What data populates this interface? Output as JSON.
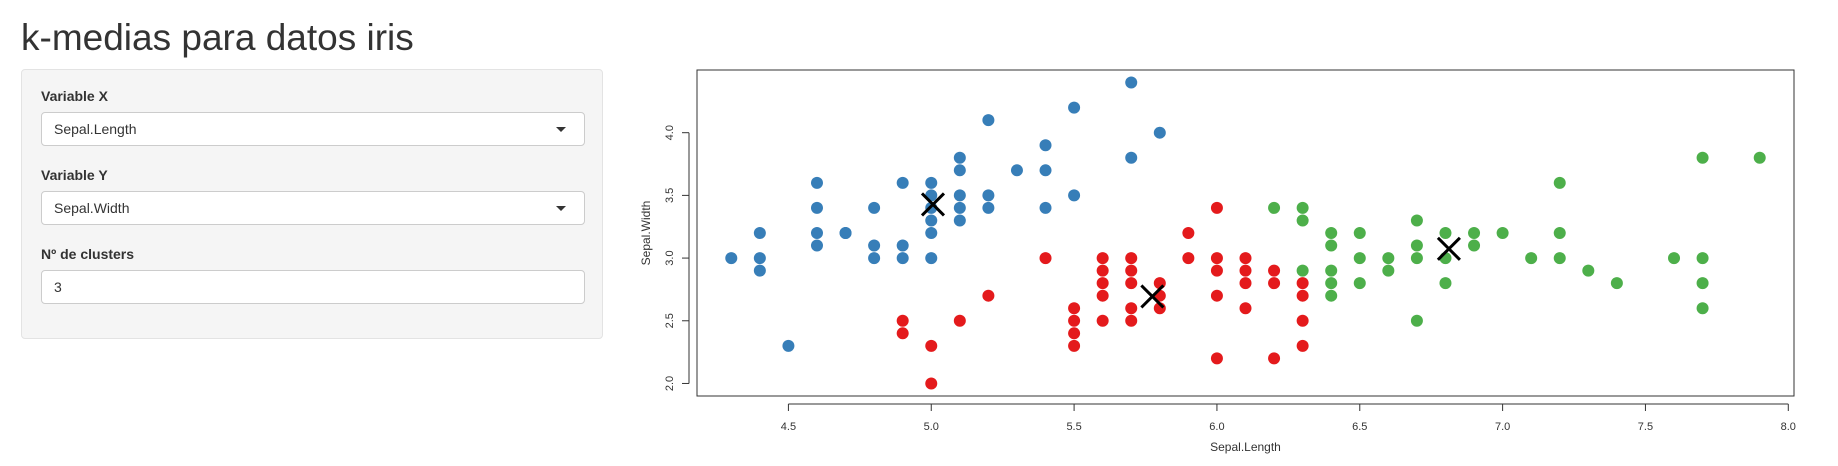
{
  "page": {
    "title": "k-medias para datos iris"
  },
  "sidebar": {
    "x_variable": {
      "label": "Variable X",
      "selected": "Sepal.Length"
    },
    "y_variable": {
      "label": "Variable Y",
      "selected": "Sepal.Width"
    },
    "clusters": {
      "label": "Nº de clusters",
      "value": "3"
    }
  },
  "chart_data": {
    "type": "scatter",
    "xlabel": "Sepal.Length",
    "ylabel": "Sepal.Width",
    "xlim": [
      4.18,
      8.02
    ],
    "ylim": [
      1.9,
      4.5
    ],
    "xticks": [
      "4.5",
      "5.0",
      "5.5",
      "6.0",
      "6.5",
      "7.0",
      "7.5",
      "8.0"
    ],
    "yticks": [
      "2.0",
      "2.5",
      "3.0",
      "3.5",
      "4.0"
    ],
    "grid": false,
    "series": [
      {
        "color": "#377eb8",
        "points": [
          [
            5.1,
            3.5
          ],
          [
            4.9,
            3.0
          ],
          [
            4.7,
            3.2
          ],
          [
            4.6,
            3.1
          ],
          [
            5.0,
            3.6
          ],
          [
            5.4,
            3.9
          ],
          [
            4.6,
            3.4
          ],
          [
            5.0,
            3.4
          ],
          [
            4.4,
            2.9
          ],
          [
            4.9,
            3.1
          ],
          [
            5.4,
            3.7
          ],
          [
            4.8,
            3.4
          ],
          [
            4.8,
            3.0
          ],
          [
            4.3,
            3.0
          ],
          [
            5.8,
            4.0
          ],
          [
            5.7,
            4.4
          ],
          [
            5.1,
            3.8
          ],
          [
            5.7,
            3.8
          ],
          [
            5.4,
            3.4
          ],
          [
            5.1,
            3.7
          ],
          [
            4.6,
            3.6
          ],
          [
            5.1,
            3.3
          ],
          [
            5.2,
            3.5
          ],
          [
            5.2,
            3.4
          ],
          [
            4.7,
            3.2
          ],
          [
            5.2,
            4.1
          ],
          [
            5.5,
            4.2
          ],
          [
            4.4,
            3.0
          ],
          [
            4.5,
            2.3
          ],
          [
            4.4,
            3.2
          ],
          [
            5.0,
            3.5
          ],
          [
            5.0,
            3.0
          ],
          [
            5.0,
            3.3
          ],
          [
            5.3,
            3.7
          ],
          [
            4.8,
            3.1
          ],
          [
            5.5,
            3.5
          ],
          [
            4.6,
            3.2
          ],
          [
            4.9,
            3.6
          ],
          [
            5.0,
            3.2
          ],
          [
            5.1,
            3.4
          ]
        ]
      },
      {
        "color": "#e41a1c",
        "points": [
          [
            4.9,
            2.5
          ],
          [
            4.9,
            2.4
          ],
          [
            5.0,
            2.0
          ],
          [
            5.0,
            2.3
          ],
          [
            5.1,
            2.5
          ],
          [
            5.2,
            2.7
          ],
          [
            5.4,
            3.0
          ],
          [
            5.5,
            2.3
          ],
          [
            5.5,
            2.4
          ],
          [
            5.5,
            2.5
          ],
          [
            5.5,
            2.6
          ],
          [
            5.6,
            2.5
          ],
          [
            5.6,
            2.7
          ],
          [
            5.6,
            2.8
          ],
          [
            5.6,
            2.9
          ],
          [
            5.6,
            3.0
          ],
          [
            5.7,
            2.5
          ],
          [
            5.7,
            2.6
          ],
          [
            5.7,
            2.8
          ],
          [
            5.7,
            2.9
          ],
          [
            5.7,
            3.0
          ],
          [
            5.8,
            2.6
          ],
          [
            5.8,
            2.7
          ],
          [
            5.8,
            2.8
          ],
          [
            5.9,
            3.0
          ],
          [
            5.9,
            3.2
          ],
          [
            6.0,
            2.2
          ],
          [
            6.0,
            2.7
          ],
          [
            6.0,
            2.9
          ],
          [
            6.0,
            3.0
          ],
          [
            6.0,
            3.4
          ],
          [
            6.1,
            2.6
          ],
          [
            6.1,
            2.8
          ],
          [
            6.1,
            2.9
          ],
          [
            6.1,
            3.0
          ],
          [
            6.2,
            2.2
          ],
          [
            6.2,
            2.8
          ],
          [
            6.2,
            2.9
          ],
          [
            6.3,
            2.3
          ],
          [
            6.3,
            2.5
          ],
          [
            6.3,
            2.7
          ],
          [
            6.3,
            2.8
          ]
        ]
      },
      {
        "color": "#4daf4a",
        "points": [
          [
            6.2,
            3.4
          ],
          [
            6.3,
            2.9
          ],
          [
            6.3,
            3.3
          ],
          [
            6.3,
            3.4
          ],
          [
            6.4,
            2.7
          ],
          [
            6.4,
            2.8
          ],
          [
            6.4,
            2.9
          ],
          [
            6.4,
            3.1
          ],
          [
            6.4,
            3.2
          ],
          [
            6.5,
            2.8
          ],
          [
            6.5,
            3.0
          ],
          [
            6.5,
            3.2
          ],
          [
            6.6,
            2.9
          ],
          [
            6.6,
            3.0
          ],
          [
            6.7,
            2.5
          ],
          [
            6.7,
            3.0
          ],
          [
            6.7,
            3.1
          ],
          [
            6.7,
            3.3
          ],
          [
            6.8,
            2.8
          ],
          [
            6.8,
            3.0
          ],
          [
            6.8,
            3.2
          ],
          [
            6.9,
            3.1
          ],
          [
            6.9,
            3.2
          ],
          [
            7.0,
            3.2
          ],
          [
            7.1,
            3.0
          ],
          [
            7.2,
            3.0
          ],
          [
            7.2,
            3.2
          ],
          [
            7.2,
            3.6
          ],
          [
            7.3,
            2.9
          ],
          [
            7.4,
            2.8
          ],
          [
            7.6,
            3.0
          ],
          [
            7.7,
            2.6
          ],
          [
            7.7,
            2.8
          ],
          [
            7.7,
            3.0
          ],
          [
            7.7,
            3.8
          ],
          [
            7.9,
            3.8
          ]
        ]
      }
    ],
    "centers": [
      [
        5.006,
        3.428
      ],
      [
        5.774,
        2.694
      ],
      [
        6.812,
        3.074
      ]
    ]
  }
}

==

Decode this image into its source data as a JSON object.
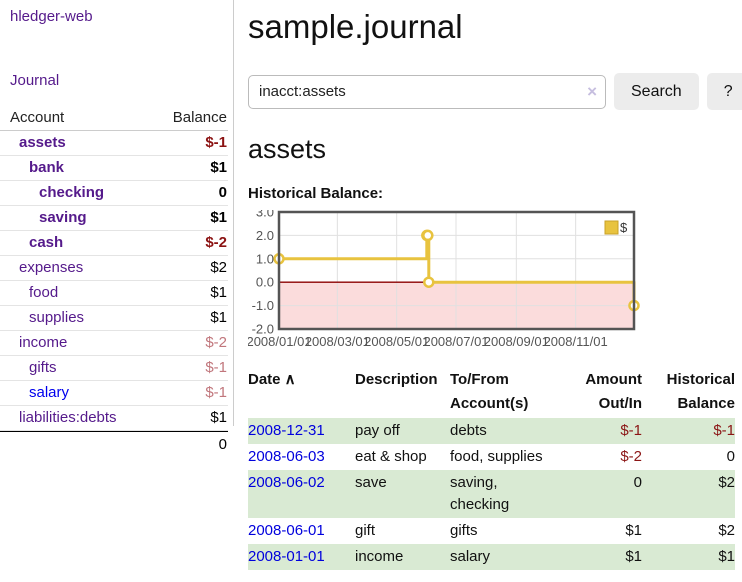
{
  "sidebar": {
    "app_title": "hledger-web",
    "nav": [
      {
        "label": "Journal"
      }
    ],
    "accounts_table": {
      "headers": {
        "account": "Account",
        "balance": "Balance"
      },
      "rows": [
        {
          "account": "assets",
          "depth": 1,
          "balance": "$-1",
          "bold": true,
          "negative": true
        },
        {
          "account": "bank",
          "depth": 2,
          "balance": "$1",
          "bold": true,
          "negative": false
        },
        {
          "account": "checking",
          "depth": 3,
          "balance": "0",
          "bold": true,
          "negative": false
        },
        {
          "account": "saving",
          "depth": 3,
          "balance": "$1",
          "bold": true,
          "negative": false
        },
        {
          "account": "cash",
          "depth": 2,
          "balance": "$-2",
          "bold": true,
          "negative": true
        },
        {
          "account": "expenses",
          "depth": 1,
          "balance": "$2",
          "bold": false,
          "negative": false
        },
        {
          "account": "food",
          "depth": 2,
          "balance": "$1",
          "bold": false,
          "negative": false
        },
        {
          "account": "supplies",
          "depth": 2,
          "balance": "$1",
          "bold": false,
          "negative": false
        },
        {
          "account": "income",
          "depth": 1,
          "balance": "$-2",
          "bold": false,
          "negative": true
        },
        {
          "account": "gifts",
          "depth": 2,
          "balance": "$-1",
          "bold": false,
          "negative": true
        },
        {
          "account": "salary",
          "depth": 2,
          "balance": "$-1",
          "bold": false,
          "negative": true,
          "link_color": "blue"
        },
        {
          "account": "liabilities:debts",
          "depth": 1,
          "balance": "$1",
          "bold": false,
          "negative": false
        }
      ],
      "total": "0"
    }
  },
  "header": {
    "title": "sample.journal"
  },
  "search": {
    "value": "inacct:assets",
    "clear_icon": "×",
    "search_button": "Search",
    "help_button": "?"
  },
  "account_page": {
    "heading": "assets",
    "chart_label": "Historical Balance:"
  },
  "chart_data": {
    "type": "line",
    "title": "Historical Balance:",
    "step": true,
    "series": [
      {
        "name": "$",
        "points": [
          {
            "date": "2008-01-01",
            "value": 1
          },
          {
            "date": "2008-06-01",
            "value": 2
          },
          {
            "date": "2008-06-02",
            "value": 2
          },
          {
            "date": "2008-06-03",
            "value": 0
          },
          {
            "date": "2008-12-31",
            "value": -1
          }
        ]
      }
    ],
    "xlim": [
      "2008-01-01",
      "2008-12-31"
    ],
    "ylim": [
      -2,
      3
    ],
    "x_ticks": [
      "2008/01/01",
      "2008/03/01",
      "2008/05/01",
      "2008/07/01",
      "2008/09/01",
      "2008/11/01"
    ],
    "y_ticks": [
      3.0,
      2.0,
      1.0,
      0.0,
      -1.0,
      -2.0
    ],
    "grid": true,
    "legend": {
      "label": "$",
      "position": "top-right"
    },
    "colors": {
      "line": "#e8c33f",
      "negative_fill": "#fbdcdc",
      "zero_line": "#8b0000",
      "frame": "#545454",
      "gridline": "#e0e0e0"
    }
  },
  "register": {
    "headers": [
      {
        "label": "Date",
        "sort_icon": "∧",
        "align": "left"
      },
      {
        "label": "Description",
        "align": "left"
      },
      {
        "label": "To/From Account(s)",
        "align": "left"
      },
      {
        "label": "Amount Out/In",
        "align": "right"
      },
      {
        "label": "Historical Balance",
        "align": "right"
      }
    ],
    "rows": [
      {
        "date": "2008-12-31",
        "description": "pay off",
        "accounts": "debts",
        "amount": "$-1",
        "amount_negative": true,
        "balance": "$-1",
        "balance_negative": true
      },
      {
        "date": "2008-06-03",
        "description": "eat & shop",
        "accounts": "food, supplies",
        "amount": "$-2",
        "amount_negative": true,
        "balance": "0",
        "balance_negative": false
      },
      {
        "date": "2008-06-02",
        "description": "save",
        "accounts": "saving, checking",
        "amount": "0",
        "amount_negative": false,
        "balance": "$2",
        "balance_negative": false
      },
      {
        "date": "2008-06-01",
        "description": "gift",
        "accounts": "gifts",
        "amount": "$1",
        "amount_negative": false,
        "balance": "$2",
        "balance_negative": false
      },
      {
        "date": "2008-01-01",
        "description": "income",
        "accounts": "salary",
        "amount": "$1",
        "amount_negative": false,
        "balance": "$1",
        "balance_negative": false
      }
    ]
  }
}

_Set exercise_.
Look through the records and gather each line with the word "saving".

_The answer_.
          "account": "saving",
        "accounts": "saving, checking",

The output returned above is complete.